Aim of the exercise:
What follows is a listing; restate every line of it word for word.

## START Input for this task

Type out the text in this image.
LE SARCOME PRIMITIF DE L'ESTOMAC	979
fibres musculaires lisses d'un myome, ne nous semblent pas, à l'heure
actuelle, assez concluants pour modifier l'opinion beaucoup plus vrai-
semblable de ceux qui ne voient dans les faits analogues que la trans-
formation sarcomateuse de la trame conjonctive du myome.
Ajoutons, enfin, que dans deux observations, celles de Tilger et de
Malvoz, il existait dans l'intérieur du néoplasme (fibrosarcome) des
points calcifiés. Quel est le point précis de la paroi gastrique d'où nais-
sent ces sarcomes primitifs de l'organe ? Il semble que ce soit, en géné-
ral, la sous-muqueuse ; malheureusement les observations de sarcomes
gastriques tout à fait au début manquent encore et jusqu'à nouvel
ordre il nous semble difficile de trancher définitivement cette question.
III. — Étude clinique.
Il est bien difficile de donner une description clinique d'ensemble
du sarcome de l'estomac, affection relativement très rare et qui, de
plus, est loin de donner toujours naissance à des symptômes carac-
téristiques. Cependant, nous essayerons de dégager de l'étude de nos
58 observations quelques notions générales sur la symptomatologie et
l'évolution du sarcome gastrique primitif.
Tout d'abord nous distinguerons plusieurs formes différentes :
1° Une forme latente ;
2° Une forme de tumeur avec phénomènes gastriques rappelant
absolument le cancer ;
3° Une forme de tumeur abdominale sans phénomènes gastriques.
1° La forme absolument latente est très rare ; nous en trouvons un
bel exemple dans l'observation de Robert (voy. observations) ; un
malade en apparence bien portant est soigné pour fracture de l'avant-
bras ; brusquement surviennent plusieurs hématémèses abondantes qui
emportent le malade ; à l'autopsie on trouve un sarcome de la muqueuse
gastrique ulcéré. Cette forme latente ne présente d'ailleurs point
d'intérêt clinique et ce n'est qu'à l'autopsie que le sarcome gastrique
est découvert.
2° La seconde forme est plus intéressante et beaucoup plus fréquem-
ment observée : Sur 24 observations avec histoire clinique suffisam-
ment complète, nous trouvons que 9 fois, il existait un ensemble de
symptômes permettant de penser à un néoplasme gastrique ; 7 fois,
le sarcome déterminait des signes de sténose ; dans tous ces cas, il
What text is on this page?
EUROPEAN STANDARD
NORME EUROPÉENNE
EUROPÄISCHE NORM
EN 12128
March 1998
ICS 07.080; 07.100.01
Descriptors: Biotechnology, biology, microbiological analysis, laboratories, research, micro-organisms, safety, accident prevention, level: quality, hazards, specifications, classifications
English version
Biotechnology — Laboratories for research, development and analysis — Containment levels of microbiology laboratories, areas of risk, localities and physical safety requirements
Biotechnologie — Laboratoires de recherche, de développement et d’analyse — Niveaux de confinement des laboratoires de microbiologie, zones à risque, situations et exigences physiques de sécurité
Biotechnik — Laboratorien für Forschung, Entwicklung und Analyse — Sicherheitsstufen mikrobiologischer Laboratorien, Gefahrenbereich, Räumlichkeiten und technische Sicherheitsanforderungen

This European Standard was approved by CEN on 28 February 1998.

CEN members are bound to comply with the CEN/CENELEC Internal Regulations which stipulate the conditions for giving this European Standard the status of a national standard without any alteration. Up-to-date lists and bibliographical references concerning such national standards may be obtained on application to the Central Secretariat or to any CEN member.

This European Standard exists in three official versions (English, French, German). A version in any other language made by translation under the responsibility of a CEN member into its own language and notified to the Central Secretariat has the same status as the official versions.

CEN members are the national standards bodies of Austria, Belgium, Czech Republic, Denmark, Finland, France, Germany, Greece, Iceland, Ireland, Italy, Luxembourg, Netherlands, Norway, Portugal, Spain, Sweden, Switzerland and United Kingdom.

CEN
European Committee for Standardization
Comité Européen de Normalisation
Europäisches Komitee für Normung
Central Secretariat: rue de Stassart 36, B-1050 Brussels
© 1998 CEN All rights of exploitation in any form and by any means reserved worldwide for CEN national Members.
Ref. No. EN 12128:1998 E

## END Input for this task

Answer to this problem:
Type out the text in this image.
LE SARCOME PRIMITIF DE L'ESTOMAC	979
fibres musculaires lisses d'un myome, ne nous semblent pas, à l'heure
actuelle, assez concluants pour modifier l'opinion beaucoup plus vrai-
semblable de ceux qui ne voient dans les faits analogues que la trans-
formation sarcomateuse de la trame conjonctive du myome.
Ajoutons, enfin, que dans deux observations, celles de Tilger et de
Malvoz, il existait dans l'intérieur du néoplasme (fibrosarcome) des
points calcifiés. Quel est le point précis de la paroi gastrique d'où nais-
sent ces sarcomes primitifs de l'organe ? Il semble que ce soit, en géné-
ral, la sous-muqueuse ; malheureusement les observations de sarcomes
gastriques tout à fait au début manquent encore et jusqu'à nouvel
ordre il nous semble difficile de trancher définitivement cette question.
III. — Étude clinique.
Il est bien difficile de donner une description clinique d'ensemble
du sarcome de l'estomac, affection relativement très rare et qui, de
plus, est loin de donner toujours naissance à des symptômes carac-
téristiques. Cependant, nous essayerons de dégager de l'étude de nos
58 observations quelques notions générales sur la symptomatologie et
l'évolution du sarcome gastrique primitif.
Tout d'abord nous distinguerons plusieurs formes différentes :
1° Une forme latente ;
2° Une forme de tumeur avec phénomènes gastriques rappelant
absolument le cancer ;
3° Une forme de tumeur abdominale sans phénomènes gastriques.
1° La forme absolument latente est très rare ; nous en trouvons un
bel exemple dans l'observation de Robert (voy. observations) ; un
malade en apparence bien portant est soigné pour fracture de l'avant-
bras ; brusquement surviennent plusieurs hématémèses abondantes qui
emportent le malade ; à l'autopsie on trouve un sarcome de la muqueuse
gastrique ulcéré. Cette forme latente ne présente d'ailleurs point
d'intérêt clinique et ce n'est qu'à l'autopsie que le sarcome gastrique
est découvert.
2° La seconde forme est plus intéressante et beaucoup plus fréquem-
ment observée : Sur 24 observations avec histoire clinique suffisam-
ment complète, nous trouvons que 9 fois, il existait un ensemble de
symptômes permettant de penser à un néoplasme gastrique ; 7 fois,
le sarcome déterminait des signes de sténose ; dans tous ces cas, il
What text is on this page?
EUROPEAN STANDARD
NORME EUROPÉENNE
EUROPÄISCHE NORM
EN 12128
March 1998
ICS 07.080; 07.100.01
Descriptors: Biotechnology, biology, microbiological analysis, laboratories, research, micro-organisms, safety, accident prevention, level: quality, hazards, specifications, classifications
English version
Biotechnology — Laboratories for research, development and analysis — Containment levels of microbiology laboratories, areas of risk, localities and physical safety requirements
Biotechnologie — Laboratoires de recherche, de développement et d’analyse — Niveaux de confinement des laboratoires de microbiologie, zones à risque, situations et exigences physiques de sécurité
Biotechnik — Laboratorien für Forschung, Entwicklung und Analyse — Sicherheitsstufen mikrobiologischer Laboratorien, Gefahrenbereich, Räumlichkeiten und technische Sicherheitsanforderungen

This European Standard was approved by CEN on 28 February 1998.

CEN members are bound to comply with the CEN/CENELEC Internal Regulations which stipulate the conditions for giving this European Standard the status of a national standard without any alteration. Up-to-date lists and bibliographical references concerning such national standards may be obtained on application to the Central Secretariat or to any CEN member.

This European Standard exists in three official versions (English, French, German). A version in any other language made by translation under the responsibility of a CEN member into its own language and notified to the Central Secretariat has the same status as the official versions.

CEN members are the national standards bodies of Austria, Belgium, Czech Republic, Denmark, Finland, France, Germany, Greece, Iceland, Ireland, Italy, Luxembourg, Netherlands, Norway, Portugal, Spain, Sweden, Switzerland and United Kingdom.

CEN
European Committee for Standardization
Comité Européen de Normalisation
Europäisches Komitee für Normung
Central Secretariat: rue de Stassart 36, B-1050 Brussels
© 1998 CEN All rights of exploitation in any form and by any means reserved worldwide for CEN national Members.
Ref. No. EN 12128:1998 E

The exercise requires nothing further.